Chart and figure data:
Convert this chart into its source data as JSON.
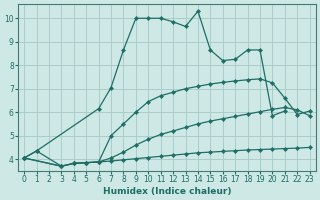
{
  "xlabel": "Humidex (Indice chaleur)",
  "background_color": "#cde8e5",
  "grid_color": "#aaccca",
  "line_color": "#1e6e66",
  "xlim": [
    -0.5,
    23.5
  ],
  "ylim": [
    3.5,
    10.6
  ],
  "xticks": [
    0,
    1,
    2,
    3,
    4,
    5,
    6,
    7,
    8,
    9,
    10,
    11,
    12,
    13,
    14,
    15,
    16,
    17,
    18,
    19,
    20,
    21,
    22,
    23
  ],
  "yticks": [
    4,
    5,
    6,
    7,
    8,
    9,
    10
  ],
  "series": [
    {
      "x": [
        0,
        1,
        3,
        4,
        5,
        6,
        7,
        8,
        9,
        10,
        11,
        12,
        13,
        14,
        15,
        16,
        17,
        18,
        19,
        20,
        21,
        22,
        23
      ],
      "y": [
        4.05,
        4.35,
        3.7,
        3.82,
        3.85,
        3.88,
        3.92,
        3.97,
        4.02,
        4.07,
        4.12,
        4.17,
        4.22,
        4.27,
        4.3,
        4.33,
        4.36,
        4.39,
        4.41,
        4.43,
        4.45,
        4.47,
        4.5
      ]
    },
    {
      "x": [
        0,
        3,
        4,
        5,
        6,
        7,
        8,
        9,
        10,
        11,
        12,
        13,
        14,
        15,
        16,
        17,
        18,
        19,
        20,
        21,
        22,
        23
      ],
      "y": [
        4.05,
        3.7,
        3.82,
        3.85,
        3.88,
        4.05,
        4.3,
        4.6,
        4.85,
        5.05,
        5.2,
        5.35,
        5.5,
        5.62,
        5.72,
        5.82,
        5.92,
        6.02,
        6.12,
        6.2,
        6.1,
        5.85
      ]
    },
    {
      "x": [
        0,
        3,
        4,
        5,
        6,
        7,
        8,
        9,
        10,
        11,
        12,
        13,
        14,
        15,
        16,
        17,
        18,
        19,
        20,
        21,
        22,
        23
      ],
      "y": [
        4.05,
        3.7,
        3.82,
        3.85,
        3.88,
        5.0,
        5.5,
        6.0,
        6.45,
        6.7,
        6.85,
        7.0,
        7.1,
        7.2,
        7.27,
        7.33,
        7.38,
        7.42,
        7.25,
        6.6,
        5.9,
        6.05
      ]
    },
    {
      "x": [
        0,
        1,
        6,
        7,
        8,
        9,
        10,
        11,
        12,
        13,
        14,
        15,
        16,
        17,
        18,
        19,
        20,
        21
      ],
      "y": [
        4.05,
        4.35,
        6.15,
        7.05,
        8.65,
        10.0,
        10.0,
        10.0,
        9.85,
        9.65,
        10.3,
        8.65,
        8.2,
        8.25,
        8.65,
        8.65,
        5.85,
        6.05
      ]
    }
  ]
}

#### [Given request]
Return the listing above word for word, with the pictures removed.

#### [Solution]
Convert this chart into its source data as JSON.
{
  "xlabel": "Humidex (Indice chaleur)",
  "background_color": "#cde8e5",
  "grid_color": "#aaccca",
  "line_color": "#1e6e66",
  "xlim": [
    -0.5,
    23.5
  ],
  "ylim": [
    3.5,
    10.6
  ],
  "xticks": [
    0,
    1,
    2,
    3,
    4,
    5,
    6,
    7,
    8,
    9,
    10,
    11,
    12,
    13,
    14,
    15,
    16,
    17,
    18,
    19,
    20,
    21,
    22,
    23
  ],
  "yticks": [
    4,
    5,
    6,
    7,
    8,
    9,
    10
  ],
  "series": [
    {
      "x": [
        0,
        1,
        3,
        4,
        5,
        6,
        7,
        8,
        9,
        10,
        11,
        12,
        13,
        14,
        15,
        16,
        17,
        18,
        19,
        20,
        21,
        22,
        23
      ],
      "y": [
        4.05,
        4.35,
        3.7,
        3.82,
        3.85,
        3.88,
        3.92,
        3.97,
        4.02,
        4.07,
        4.12,
        4.17,
        4.22,
        4.27,
        4.3,
        4.33,
        4.36,
        4.39,
        4.41,
        4.43,
        4.45,
        4.47,
        4.5
      ]
    },
    {
      "x": [
        0,
        3,
        4,
        5,
        6,
        7,
        8,
        9,
        10,
        11,
        12,
        13,
        14,
        15,
        16,
        17,
        18,
        19,
        20,
        21,
        22,
        23
      ],
      "y": [
        4.05,
        3.7,
        3.82,
        3.85,
        3.88,
        4.05,
        4.3,
        4.6,
        4.85,
        5.05,
        5.2,
        5.35,
        5.5,
        5.62,
        5.72,
        5.82,
        5.92,
        6.02,
        6.12,
        6.2,
        6.1,
        5.85
      ]
    },
    {
      "x": [
        0,
        3,
        4,
        5,
        6,
        7,
        8,
        9,
        10,
        11,
        12,
        13,
        14,
        15,
        16,
        17,
        18,
        19,
        20,
        21,
        22,
        23
      ],
      "y": [
        4.05,
        3.7,
        3.82,
        3.85,
        3.88,
        5.0,
        5.5,
        6.0,
        6.45,
        6.7,
        6.85,
        7.0,
        7.1,
        7.2,
        7.27,
        7.33,
        7.38,
        7.42,
        7.25,
        6.6,
        5.9,
        6.05
      ]
    },
    {
      "x": [
        0,
        1,
        6,
        7,
        8,
        9,
        10,
        11,
        12,
        13,
        14,
        15,
        16,
        17,
        18,
        19,
        20,
        21
      ],
      "y": [
        4.05,
        4.35,
        6.15,
        7.05,
        8.65,
        10.0,
        10.0,
        10.0,
        9.85,
        9.65,
        10.3,
        8.65,
        8.2,
        8.25,
        8.65,
        8.65,
        5.85,
        6.05
      ]
    }
  ]
}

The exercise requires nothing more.